Goal of the exercise -
Check every line of the data below for the string "Hikes", and copy the ones that hold it.

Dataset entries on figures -
** Start **

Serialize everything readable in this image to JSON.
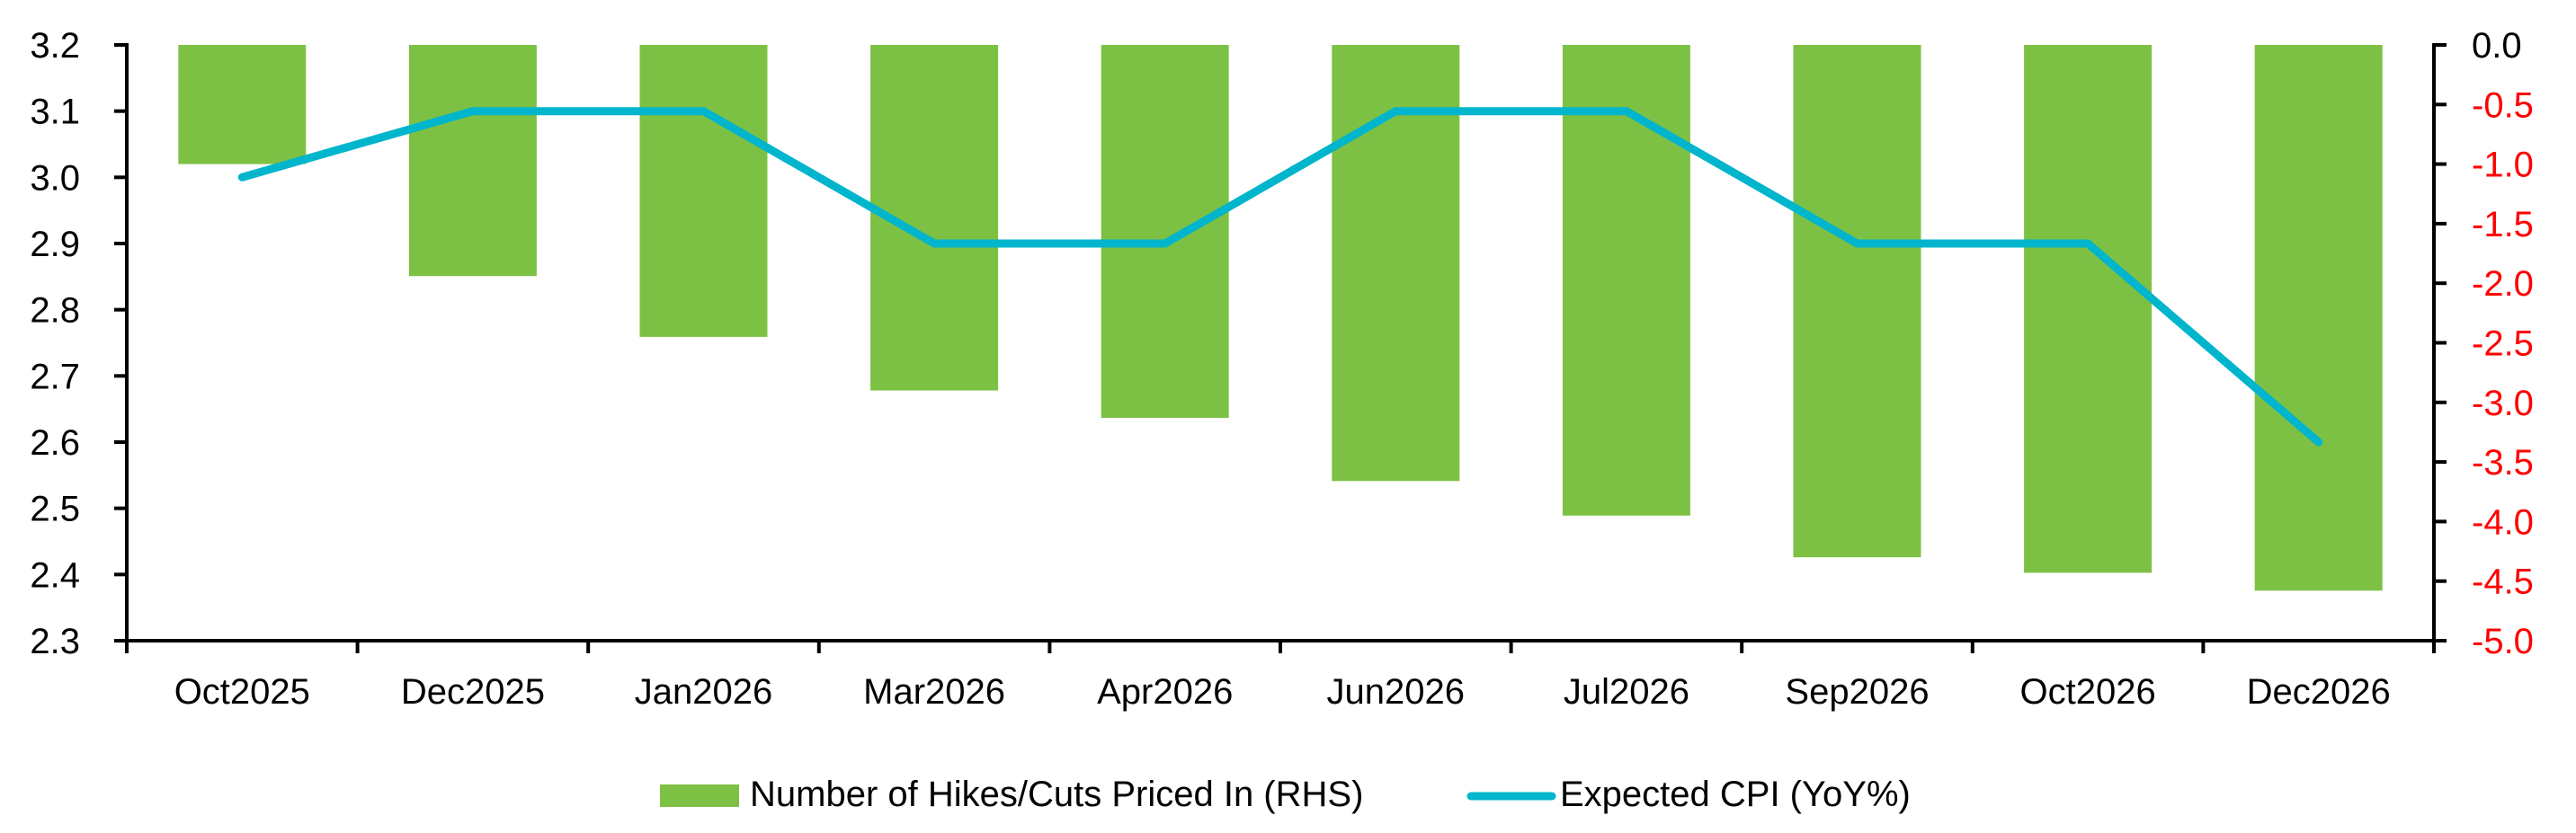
{
  "chart_data": {
    "type": "bar+line",
    "title": "",
    "categories": [
      "Oct2025",
      "Dec2025",
      "Jan2026",
      "Mar2026",
      "Apr2026",
      "Jun2026",
      "Jul2026",
      "Sep2026",
      "Oct2026",
      "Dec2026"
    ],
    "series": [
      {
        "name": "Number of Hikes/Cuts Priced In (RHS)",
        "type": "bar",
        "axis": "right",
        "color": "#7DC144",
        "values": [
          -1.0,
          -1.94,
          -2.45,
          -2.9,
          -3.13,
          -3.66,
          -3.95,
          -4.3,
          -4.43,
          -4.58
        ]
      },
      {
        "name": "Expected CPI (YoY%)",
        "type": "line",
        "axis": "left",
        "color": "#00B5CC",
        "values": [
          3.0,
          3.1,
          3.1,
          2.9,
          2.9,
          3.1,
          3.1,
          2.9,
          2.9,
          2.6
        ]
      }
    ],
    "left_axis": {
      "label": "",
      "ylim": [
        2.3,
        3.2
      ],
      "ticks": [
        "3.2",
        "3.1",
        "3.0",
        "2.9",
        "2.8",
        "2.7",
        "2.6",
        "2.5",
        "2.4",
        "2.3"
      ],
      "tick_color": "#000000"
    },
    "right_axis": {
      "label": "",
      "ylim": [
        -5.0,
        0.0
      ],
      "ticks": [
        "0.0",
        "-0.5",
        "-1.0",
        "-1.5",
        "-2.0",
        "-2.5",
        "-3.0",
        "-3.5",
        "-4.0",
        "-4.5",
        "-5.0"
      ],
      "negative_tick_color": "#FF0000",
      "zero_tick_color": "#000000"
    },
    "xlabel": "",
    "grid": false,
    "legend_position": "bottom"
  },
  "legend": {
    "items": [
      {
        "label": "Number of Hikes/Cuts Priced In (RHS)",
        "swatch": "bar",
        "color": "#7DC144"
      },
      {
        "label": "Expected CPI (YoY%)",
        "swatch": "line",
        "color": "#00B5CC"
      }
    ]
  }
}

** End **

Result for this exercise -
        "name": "Number of Hikes/Cuts Priced In (RHS)",
        "label": "Number of Hikes/Cuts Priced In (RHS)",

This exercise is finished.